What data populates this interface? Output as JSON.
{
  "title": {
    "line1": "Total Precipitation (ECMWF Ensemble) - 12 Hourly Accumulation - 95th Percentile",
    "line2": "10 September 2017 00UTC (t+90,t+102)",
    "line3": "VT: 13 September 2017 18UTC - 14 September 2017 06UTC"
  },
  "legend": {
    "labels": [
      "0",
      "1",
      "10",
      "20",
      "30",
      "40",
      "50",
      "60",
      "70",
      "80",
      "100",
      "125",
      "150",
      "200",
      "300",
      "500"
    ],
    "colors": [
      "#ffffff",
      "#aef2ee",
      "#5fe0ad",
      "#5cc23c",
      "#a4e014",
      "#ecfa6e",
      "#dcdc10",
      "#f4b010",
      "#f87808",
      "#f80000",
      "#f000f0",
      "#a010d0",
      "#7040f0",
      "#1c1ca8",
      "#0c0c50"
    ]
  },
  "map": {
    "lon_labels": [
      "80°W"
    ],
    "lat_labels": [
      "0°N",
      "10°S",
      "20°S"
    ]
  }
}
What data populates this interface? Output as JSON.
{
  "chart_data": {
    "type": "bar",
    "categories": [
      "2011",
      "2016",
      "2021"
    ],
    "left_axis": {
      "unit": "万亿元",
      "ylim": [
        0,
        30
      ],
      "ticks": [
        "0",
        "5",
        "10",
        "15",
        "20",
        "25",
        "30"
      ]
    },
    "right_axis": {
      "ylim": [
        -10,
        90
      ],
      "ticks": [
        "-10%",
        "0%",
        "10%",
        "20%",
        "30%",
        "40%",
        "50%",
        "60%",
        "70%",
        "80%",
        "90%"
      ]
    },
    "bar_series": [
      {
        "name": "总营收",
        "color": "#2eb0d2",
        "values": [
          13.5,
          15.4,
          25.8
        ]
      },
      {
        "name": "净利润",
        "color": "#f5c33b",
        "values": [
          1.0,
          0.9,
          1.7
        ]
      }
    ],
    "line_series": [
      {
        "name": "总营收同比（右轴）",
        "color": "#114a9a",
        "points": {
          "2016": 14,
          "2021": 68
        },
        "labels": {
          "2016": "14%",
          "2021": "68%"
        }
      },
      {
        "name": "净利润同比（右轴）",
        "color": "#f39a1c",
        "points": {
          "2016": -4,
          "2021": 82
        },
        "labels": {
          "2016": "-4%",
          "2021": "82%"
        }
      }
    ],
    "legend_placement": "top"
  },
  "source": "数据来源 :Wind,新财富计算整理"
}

-------

▸ GIVEN PROBLEM:
Write out every record shown above, word for word.

▸ EXERCISE RESPONSE:
What data populates this interface? Output as JSON.
{
  "title": {
    "line1": "Total Precipitation (ECMWF Ensemble) - 12 Hourly Accumulation - 95th Percentile",
    "line2": "10 September 2017 00UTC (t+90,t+102)",
    "line3": "VT: 13 September 2017 18UTC - 14 September 2017 06UTC"
  },
  "legend": {
    "labels": [
      "0",
      "1",
      "10",
      "20",
      "30",
      "40",
      "50",
      "60",
      "70",
      "80",
      "100",
      "125",
      "150",
      "200",
      "300",
      "500"
    ],
    "colors": [
      "#ffffff",
      "#aef2ee",
      "#5fe0ad",
      "#5cc23c",
      "#a4e014",
      "#ecfa6e",
      "#dcdc10",
      "#f4b010",
      "#f87808",
      "#f80000",
      "#f000f0",
      "#a010d0",
      "#7040f0",
      "#1c1ca8",
      "#0c0c50"
    ]
  },
  "map": {
    "lon_labels": [
      "80°W"
    ],
    "lat_labels": [
      "0°N",
      "10°S",
      "20°S"
    ]
  }
}
What data populates this interface? Output as JSON.
{
  "chart_data": {
    "type": "bar",
    "categories": [
      "2011",
      "2016",
      "2021"
    ],
    "left_axis": {
      "unit": "万亿元",
      "ylim": [
        0,
        30
      ],
      "ticks": [
        "0",
        "5",
        "10",
        "15",
        "20",
        "25",
        "30"
      ]
    },
    "right_axis": {
      "ylim": [
        -10,
        90
      ],
      "ticks": [
        "-10%",
        "0%",
        "10%",
        "20%",
        "30%",
        "40%",
        "50%",
        "60%",
        "70%",
        "80%",
        "90%"
      ]
    },
    "bar_series": [
      {
        "name": "总营收",
        "color": "#2eb0d2",
        "values": [
          13.5,
          15.4,
          25.8
        ]
      },
      {
        "name": "净利润",
        "color": "#f5c33b",
        "values": [
          1.0,
          0.9,
          1.7
        ]
      }
    ],
    "line_series": [
      {
        "name": "总营收同比（右轴）",
        "color": "#114a9a",
        "points": {
          "2016": 14,
          "2021": 68
        },
        "labels": {
          "2016": "14%",
          "2021": "68%"
        }
      },
      {
        "name": "净利润同比（右轴）",
        "color": "#f39a1c",
        "points": {
          "2016": -4,
          "2021": 82
        },
        "labels": {
          "2016": "-4%",
          "2021": "82%"
        }
      }
    ],
    "legend_placement": "top"
  },
  "source": "数据来源 :Wind,新财富计算整理"
}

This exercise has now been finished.